_Your objective_.
Render every entry verbatim.

Extracts from a graphics dataset:

——————

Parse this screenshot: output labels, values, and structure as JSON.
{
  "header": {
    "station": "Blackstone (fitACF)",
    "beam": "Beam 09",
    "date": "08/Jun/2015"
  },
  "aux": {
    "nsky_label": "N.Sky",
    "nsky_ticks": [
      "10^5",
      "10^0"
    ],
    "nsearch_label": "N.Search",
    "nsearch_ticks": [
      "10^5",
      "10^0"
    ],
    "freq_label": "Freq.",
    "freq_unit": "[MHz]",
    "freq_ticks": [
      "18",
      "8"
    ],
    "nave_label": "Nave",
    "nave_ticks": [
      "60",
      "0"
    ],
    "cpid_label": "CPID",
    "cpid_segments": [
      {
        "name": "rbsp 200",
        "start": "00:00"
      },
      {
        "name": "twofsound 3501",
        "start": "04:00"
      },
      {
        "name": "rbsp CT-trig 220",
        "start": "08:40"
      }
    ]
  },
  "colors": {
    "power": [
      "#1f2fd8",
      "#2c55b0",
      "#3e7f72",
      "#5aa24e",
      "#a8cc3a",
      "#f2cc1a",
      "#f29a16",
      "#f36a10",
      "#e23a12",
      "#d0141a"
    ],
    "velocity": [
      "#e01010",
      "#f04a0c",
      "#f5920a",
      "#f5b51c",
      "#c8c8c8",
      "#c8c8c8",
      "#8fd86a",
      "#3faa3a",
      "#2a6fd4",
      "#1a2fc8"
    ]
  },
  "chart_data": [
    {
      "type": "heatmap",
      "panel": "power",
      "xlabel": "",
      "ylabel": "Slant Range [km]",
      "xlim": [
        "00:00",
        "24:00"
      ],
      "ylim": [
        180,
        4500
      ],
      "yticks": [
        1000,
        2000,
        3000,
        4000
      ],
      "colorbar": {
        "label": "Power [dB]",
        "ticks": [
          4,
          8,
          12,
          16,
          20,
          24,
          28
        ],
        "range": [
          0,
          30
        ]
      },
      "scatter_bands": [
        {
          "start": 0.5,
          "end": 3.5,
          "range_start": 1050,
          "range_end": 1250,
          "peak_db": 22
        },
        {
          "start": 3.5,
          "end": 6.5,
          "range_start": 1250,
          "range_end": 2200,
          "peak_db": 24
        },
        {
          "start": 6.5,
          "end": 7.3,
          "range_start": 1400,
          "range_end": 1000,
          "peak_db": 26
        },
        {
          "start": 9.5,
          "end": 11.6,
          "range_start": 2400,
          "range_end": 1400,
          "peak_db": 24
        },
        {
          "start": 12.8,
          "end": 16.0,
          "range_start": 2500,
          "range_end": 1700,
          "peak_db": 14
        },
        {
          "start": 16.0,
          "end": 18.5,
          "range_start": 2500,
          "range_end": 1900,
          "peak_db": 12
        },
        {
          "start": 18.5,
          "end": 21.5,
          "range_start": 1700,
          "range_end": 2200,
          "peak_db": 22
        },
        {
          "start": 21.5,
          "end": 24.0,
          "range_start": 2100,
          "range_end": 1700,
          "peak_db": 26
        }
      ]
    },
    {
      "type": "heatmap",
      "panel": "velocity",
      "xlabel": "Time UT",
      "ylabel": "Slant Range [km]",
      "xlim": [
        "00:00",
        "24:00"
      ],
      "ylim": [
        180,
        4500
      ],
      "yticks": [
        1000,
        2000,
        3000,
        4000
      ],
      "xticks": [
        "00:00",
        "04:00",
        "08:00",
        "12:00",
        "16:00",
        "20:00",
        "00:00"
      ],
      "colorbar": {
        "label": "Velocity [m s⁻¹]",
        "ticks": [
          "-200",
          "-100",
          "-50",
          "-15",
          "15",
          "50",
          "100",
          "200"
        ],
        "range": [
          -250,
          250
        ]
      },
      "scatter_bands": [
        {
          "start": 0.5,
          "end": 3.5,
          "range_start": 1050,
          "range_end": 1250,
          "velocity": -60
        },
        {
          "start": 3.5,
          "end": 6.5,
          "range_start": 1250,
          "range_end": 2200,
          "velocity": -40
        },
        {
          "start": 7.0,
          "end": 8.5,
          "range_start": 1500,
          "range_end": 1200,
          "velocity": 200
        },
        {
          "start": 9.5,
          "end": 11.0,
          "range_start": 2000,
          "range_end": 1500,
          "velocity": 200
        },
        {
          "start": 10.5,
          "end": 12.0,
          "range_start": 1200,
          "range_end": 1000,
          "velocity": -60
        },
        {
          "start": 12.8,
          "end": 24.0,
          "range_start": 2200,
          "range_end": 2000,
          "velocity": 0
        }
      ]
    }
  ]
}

——————

_Solved problem_.
Parse this screenshot: output labels, values, and structure as JSON.
{
  "header": {
    "station": "Blackstone (fitACF)",
    "beam": "Beam 09",
    "date": "08/Jun/2015"
  },
  "aux": {
    "nsky_label": "N.Sky",
    "nsky_ticks": [
      "10^5",
      "10^0"
    ],
    "nsearch_label": "N.Search",
    "nsearch_ticks": [
      "10^5",
      "10^0"
    ],
    "freq_label": "Freq.",
    "freq_unit": "[MHz]",
    "freq_ticks": [
      "18",
      "8"
    ],
    "nave_label": "Nave",
    "nave_ticks": [
      "60",
      "0"
    ],
    "cpid_label": "CPID",
    "cpid_segments": [
      {
        "name": "rbsp 200",
        "start": "00:00"
      },
      {
        "name": "twofsound 3501",
        "start": "04:00"
      },
      {
        "name": "rbsp CT-trig 220",
        "start": "08:40"
      }
    ]
  },
  "colors": {
    "power": [
      "#1f2fd8",
      "#2c55b0",
      "#3e7f72",
      "#5aa24e",
      "#a8cc3a",
      "#f2cc1a",
      "#f29a16",
      "#f36a10",
      "#e23a12",
      "#d0141a"
    ],
    "velocity": [
      "#e01010",
      "#f04a0c",
      "#f5920a",
      "#f5b51c",
      "#c8c8c8",
      "#c8c8c8",
      "#8fd86a",
      "#3faa3a",
      "#2a6fd4",
      "#1a2fc8"
    ]
  },
  "chart_data": [
    {
      "type": "heatmap",
      "panel": "power",
      "xlabel": "",
      "ylabel": "Slant Range [km]",
      "xlim": [
        "00:00",
        "24:00"
      ],
      "ylim": [
        180,
        4500
      ],
      "yticks": [
        1000,
        2000,
        3000,
        4000
      ],
      "colorbar": {
        "label": "Power [dB]",
        "ticks": [
          4,
          8,
          12,
          16,
          20,
          24,
          28
        ],
        "range": [
          0,
          30
        ]
      },
      "scatter_bands": [
        {
          "start": 0.5,
          "end": 3.5,
          "range_start": 1050,
          "range_end": 1250,
          "peak_db": 22
        },
        {
          "start": 3.5,
          "end": 6.5,
          "range_start": 1250,
          "range_end": 2200,
          "peak_db": 24
        },
        {
          "start": 6.5,
          "end": 7.3,
          "range_start": 1400,
          "range_end": 1000,
          "peak_db": 26
        },
        {
          "start": 9.5,
          "end": 11.6,
          "range_start": 2400,
          "range_end": 1400,
          "peak_db": 24
        },
        {
          "start": 12.8,
          "end": 16.0,
          "range_start": 2500,
          "range_end": 1700,
          "peak_db": 14
        },
        {
          "start": 16.0,
          "end": 18.5,
          "range_start": 2500,
          "range_end": 1900,
          "peak_db": 12
        },
        {
          "start": 18.5,
          "end": 21.5,
          "range_start": 1700,
          "range_end": 2200,
          "peak_db": 22
        },
        {
          "start": 21.5,
          "end": 24.0,
          "range_start": 2100,
          "range_end": 1700,
          "peak_db": 26
        }
      ]
    },
    {
      "type": "heatmap",
      "panel": "velocity",
      "xlabel": "Time UT",
      "ylabel": "Slant Range [km]",
      "xlim": [
        "00:00",
        "24:00"
      ],
      "ylim": [
        180,
        4500
      ],
      "yticks": [
        1000,
        2000,
        3000,
        4000
      ],
      "xticks": [
        "00:00",
        "04:00",
        "08:00",
        "12:00",
        "16:00",
        "20:00",
        "00:00"
      ],
      "colorbar": {
        "label": "Velocity [m s⁻¹]",
        "ticks": [
          "-200",
          "-100",
          "-50",
          "-15",
          "15",
          "50",
          "100",
          "200"
        ],
        "range": [
          -250,
          250
        ]
      },
      "scatter_bands": [
        {
          "start": 0.5,
          "end": 3.5,
          "range_start": 1050,
          "range_end": 1250,
          "velocity": -60
        },
        {
          "start": 3.5,
          "end": 6.5,
          "range_start": 1250,
          "range_end": 2200,
          "velocity": -40
        },
        {
          "start": 7.0,
          "end": 8.5,
          "range_start": 1500,
          "range_end": 1200,
          "velocity": 200
        },
        {
          "start": 9.5,
          "end": 11.0,
          "range_start": 2000,
          "range_end": 1500,
          "velocity": 200
        },
        {
          "start": 10.5,
          "end": 12.0,
          "range_start": 1200,
          "range_end": 1000,
          "velocity": -60
        },
        {
          "start": 12.8,
          "end": 24.0,
          "range_start": 2200,
          "range_end": 2000,
          "velocity": 0
        }
      ]
    }
  ]
}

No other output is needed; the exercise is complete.